What to do> Images embedded in the records are excluded; print everything else exactly as given.

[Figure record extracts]
========================

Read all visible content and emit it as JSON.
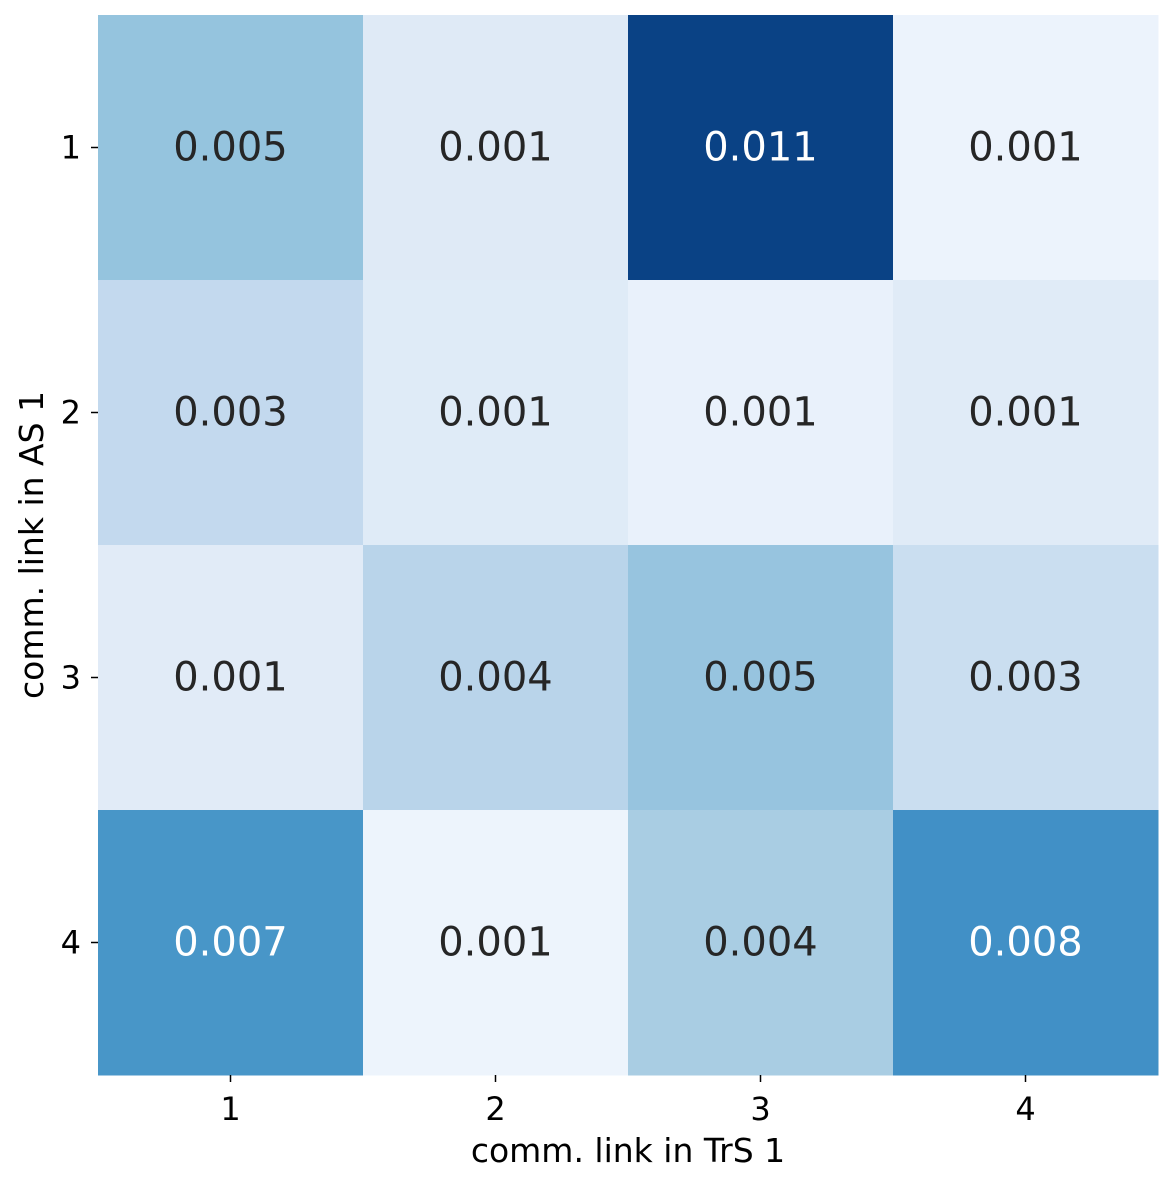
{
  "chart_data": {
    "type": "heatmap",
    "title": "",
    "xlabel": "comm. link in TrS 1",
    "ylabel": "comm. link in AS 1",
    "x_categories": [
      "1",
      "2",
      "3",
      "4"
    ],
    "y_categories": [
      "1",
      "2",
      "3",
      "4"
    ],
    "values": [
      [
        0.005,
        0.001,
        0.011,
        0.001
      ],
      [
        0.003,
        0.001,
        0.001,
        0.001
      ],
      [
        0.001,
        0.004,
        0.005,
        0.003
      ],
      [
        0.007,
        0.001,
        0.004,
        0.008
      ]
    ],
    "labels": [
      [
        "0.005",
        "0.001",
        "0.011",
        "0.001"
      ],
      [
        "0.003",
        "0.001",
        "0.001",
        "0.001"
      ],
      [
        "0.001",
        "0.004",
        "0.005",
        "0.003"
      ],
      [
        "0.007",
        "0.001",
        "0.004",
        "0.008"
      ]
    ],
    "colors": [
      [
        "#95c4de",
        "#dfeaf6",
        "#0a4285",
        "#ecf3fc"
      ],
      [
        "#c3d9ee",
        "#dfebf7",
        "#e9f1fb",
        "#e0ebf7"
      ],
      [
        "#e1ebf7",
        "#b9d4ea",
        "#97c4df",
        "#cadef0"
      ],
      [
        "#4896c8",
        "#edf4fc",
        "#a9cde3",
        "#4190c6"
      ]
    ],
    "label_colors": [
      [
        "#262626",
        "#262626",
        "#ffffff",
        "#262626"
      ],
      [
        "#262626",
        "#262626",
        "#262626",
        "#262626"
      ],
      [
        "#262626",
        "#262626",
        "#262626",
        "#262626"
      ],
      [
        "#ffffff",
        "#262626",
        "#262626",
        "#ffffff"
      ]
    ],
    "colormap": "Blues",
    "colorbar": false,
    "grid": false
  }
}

========================

Output below>
Read all visible content and emit it as JSON.
{
  "chart_data": {
    "type": "heatmap",
    "title": "",
    "xlabel": "comm. link in TrS 1",
    "ylabel": "comm. link in AS 1",
    "x_categories": [
      "1",
      "2",
      "3",
      "4"
    ],
    "y_categories": [
      "1",
      "2",
      "3",
      "4"
    ],
    "values": [
      [
        0.005,
        0.001,
        0.011,
        0.001
      ],
      [
        0.003,
        0.001,
        0.001,
        0.001
      ],
      [
        0.001,
        0.004,
        0.005,
        0.003
      ],
      [
        0.007,
        0.001,
        0.004,
        0.008
      ]
    ],
    "labels": [
      [
        "0.005",
        "0.001",
        "0.011",
        "0.001"
      ],
      [
        "0.003",
        "0.001",
        "0.001",
        "0.001"
      ],
      [
        "0.001",
        "0.004",
        "0.005",
        "0.003"
      ],
      [
        "0.007",
        "0.001",
        "0.004",
        "0.008"
      ]
    ],
    "colors": [
      [
        "#95c4de",
        "#dfeaf6",
        "#0a4285",
        "#ecf3fc"
      ],
      [
        "#c3d9ee",
        "#dfebf7",
        "#e9f1fb",
        "#e0ebf7"
      ],
      [
        "#e1ebf7",
        "#b9d4ea",
        "#97c4df",
        "#cadef0"
      ],
      [
        "#4896c8",
        "#edf4fc",
        "#a9cde3",
        "#4190c6"
      ]
    ],
    "label_colors": [
      [
        "#262626",
        "#262626",
        "#ffffff",
        "#262626"
      ],
      [
        "#262626",
        "#262626",
        "#262626",
        "#262626"
      ],
      [
        "#262626",
        "#262626",
        "#262626",
        "#262626"
      ],
      [
        "#ffffff",
        "#262626",
        "#262626",
        "#ffffff"
      ]
    ],
    "colormap": "Blues",
    "colorbar": false,
    "grid": false
  }
}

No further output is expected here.